(SOURCE RECORDS):

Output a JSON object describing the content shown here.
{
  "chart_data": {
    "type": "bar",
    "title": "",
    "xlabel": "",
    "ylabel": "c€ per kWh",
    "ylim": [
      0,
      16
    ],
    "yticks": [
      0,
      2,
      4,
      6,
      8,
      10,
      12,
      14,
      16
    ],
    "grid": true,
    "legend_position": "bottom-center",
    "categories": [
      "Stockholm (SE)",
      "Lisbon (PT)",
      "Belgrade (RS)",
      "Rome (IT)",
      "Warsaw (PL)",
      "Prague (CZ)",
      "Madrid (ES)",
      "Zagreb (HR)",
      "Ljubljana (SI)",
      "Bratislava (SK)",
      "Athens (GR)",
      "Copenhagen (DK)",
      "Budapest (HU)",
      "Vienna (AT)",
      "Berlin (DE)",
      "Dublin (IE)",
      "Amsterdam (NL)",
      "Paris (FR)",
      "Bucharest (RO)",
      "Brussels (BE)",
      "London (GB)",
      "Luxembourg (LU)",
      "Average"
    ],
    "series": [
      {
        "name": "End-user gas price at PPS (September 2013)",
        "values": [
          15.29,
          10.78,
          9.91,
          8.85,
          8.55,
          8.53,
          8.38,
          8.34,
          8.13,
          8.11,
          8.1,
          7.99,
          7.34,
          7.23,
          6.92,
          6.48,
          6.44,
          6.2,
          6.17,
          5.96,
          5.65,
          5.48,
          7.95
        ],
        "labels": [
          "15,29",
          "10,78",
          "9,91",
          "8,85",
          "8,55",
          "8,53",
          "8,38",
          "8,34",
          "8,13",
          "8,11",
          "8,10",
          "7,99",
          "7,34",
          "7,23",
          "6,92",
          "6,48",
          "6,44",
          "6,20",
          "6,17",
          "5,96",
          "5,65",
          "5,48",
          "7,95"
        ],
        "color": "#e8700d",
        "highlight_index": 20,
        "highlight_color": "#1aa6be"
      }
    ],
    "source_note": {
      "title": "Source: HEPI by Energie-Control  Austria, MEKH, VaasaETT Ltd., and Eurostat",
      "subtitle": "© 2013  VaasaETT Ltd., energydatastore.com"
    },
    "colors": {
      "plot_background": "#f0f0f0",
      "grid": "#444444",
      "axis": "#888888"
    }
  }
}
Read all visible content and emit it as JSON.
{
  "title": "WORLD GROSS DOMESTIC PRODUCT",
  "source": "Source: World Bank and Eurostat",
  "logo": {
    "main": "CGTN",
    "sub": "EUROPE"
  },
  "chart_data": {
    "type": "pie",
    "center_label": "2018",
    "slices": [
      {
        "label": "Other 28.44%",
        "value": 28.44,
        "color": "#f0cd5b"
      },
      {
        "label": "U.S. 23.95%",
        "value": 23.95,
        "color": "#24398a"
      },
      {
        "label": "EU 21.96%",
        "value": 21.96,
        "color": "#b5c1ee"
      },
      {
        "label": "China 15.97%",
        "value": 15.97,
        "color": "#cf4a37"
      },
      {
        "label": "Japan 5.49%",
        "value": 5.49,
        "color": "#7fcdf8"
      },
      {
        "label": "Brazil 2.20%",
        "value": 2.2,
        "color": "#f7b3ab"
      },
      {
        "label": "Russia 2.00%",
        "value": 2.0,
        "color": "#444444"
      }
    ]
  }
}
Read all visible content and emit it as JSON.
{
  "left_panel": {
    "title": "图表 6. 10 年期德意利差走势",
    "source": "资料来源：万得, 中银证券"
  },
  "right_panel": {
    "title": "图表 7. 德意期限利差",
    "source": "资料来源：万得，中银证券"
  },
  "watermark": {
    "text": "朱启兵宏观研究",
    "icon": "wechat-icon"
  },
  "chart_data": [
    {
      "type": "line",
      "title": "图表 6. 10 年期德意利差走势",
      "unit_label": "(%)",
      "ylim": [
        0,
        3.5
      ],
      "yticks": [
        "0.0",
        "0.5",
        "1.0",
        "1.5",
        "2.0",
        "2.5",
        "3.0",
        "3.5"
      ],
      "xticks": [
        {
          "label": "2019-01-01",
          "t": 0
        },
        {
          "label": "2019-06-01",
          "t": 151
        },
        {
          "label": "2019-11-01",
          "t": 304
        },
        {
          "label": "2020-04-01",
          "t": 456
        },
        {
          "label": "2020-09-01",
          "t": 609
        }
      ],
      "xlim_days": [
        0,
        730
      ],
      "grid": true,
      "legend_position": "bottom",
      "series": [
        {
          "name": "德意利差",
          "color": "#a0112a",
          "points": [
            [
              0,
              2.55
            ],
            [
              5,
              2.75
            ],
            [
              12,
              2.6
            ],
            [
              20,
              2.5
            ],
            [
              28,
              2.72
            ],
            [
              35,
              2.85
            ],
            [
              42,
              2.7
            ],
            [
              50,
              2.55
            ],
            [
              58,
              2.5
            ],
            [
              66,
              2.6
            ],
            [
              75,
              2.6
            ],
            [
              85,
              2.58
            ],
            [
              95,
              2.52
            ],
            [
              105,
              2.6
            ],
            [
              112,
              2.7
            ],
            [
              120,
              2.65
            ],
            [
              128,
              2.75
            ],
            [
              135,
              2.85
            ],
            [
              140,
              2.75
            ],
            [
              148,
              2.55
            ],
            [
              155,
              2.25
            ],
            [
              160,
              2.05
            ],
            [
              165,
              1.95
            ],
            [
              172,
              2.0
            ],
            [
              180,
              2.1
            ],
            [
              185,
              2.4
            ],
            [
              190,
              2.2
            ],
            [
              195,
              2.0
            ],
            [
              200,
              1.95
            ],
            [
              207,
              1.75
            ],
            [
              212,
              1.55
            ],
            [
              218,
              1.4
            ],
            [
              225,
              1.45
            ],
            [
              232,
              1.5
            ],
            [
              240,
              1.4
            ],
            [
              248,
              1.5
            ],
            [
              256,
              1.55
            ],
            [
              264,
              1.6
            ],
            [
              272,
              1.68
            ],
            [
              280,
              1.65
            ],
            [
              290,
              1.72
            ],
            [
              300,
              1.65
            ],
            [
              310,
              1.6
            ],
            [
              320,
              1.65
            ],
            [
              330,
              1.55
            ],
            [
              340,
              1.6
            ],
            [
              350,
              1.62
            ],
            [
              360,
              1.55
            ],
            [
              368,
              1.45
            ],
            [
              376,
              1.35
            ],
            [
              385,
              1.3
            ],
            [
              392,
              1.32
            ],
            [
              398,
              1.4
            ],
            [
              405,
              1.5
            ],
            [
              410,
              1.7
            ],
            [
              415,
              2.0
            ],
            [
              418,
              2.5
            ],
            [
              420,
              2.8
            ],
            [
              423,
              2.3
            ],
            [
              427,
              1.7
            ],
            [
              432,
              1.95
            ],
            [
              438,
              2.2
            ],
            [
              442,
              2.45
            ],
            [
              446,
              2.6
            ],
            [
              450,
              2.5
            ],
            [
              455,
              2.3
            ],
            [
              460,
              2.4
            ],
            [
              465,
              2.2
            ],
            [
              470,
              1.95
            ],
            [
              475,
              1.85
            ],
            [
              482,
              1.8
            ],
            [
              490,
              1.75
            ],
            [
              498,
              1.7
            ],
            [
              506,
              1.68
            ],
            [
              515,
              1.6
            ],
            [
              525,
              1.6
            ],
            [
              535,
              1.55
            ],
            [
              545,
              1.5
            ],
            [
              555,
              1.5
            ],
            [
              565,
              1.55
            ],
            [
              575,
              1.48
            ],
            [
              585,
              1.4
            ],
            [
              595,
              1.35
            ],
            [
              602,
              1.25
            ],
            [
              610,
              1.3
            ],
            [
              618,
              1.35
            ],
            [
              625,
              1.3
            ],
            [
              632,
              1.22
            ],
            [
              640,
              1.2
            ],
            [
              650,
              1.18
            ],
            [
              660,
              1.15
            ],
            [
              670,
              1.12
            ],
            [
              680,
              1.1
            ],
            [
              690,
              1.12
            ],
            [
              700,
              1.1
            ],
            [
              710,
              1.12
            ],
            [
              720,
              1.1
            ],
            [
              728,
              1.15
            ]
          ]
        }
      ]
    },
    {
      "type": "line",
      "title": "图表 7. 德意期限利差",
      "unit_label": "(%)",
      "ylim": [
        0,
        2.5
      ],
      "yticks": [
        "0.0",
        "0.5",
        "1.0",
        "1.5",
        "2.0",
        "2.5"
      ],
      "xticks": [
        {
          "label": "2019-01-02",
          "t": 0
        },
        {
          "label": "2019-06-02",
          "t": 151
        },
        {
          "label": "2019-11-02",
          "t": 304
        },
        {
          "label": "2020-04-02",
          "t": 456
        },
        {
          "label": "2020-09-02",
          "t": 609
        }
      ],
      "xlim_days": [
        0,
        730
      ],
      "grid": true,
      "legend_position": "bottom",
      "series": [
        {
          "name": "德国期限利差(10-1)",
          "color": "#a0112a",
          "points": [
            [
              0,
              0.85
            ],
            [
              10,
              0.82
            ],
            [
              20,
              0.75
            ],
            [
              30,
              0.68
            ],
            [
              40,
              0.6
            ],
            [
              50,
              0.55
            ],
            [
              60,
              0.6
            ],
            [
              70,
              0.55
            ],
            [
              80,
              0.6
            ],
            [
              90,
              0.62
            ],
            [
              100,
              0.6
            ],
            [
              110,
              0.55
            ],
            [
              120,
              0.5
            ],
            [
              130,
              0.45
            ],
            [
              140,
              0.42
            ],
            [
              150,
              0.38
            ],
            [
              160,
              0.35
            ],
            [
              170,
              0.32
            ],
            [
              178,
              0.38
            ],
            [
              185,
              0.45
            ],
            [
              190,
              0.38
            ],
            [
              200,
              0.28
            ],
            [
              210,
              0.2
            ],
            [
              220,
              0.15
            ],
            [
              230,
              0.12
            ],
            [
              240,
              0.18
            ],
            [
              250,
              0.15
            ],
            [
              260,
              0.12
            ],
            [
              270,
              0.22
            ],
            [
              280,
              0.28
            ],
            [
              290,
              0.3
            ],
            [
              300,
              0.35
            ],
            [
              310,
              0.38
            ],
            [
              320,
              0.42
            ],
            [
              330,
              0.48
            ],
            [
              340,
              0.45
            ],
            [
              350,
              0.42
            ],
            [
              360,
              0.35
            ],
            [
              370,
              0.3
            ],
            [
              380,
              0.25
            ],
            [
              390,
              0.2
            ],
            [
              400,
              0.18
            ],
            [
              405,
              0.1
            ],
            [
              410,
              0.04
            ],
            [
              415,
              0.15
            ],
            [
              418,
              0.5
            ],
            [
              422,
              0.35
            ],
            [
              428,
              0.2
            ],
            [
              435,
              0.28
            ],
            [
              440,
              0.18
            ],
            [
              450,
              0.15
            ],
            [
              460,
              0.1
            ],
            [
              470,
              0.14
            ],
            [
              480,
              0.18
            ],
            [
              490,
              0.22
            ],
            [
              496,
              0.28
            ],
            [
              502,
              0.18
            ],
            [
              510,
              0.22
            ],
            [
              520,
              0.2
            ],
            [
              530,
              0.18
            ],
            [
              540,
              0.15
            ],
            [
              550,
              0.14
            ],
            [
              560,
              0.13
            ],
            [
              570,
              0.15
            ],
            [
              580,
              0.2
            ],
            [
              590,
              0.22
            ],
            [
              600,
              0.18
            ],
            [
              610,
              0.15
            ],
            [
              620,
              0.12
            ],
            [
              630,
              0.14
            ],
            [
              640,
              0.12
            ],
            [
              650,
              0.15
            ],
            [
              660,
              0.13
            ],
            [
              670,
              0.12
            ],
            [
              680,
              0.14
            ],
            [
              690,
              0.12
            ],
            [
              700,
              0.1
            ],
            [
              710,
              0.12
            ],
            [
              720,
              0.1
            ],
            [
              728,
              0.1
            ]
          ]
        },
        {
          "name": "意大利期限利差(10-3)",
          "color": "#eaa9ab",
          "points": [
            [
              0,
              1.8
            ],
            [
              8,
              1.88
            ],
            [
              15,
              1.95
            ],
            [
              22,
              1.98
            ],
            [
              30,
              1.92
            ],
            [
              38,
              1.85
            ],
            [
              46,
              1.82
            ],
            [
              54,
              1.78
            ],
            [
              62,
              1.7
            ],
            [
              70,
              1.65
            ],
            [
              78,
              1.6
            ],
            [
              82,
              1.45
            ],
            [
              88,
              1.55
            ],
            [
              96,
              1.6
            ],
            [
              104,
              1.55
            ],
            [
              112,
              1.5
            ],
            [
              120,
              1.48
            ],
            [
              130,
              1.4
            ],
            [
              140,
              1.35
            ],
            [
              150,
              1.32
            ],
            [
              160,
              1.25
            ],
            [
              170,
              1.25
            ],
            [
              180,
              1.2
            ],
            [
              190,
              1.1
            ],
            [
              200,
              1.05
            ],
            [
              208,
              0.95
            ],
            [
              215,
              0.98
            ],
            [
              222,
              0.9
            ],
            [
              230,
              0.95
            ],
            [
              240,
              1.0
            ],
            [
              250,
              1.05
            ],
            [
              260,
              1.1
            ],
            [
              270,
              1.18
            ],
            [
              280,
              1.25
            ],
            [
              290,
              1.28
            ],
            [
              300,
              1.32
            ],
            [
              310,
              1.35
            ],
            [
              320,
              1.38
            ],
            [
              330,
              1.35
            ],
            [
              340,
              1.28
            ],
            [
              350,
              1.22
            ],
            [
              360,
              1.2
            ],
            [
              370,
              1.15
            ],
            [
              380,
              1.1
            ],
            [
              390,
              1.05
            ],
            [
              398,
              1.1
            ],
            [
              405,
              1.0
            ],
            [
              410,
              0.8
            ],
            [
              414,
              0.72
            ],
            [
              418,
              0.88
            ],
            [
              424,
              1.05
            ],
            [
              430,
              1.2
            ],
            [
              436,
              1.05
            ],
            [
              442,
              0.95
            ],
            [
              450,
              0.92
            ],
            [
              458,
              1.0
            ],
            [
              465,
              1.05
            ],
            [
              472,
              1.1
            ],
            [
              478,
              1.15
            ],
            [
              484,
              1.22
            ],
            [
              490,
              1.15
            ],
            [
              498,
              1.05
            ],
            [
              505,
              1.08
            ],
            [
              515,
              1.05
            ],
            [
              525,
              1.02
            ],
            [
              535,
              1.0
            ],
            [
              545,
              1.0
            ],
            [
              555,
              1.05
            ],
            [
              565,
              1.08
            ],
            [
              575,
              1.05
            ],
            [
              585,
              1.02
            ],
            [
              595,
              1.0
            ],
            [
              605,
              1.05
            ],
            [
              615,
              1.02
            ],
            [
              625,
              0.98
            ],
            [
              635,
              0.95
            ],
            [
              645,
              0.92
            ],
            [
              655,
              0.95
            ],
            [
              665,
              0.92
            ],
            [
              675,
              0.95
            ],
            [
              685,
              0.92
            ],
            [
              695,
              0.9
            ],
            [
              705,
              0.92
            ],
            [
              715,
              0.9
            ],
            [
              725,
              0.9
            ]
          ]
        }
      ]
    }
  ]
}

(EXERCISE REQUIREMENTS):
Working from the material above, state how many lines contain "VaasaETT"; give only the number.

(EXERCISE OUTPUT):
2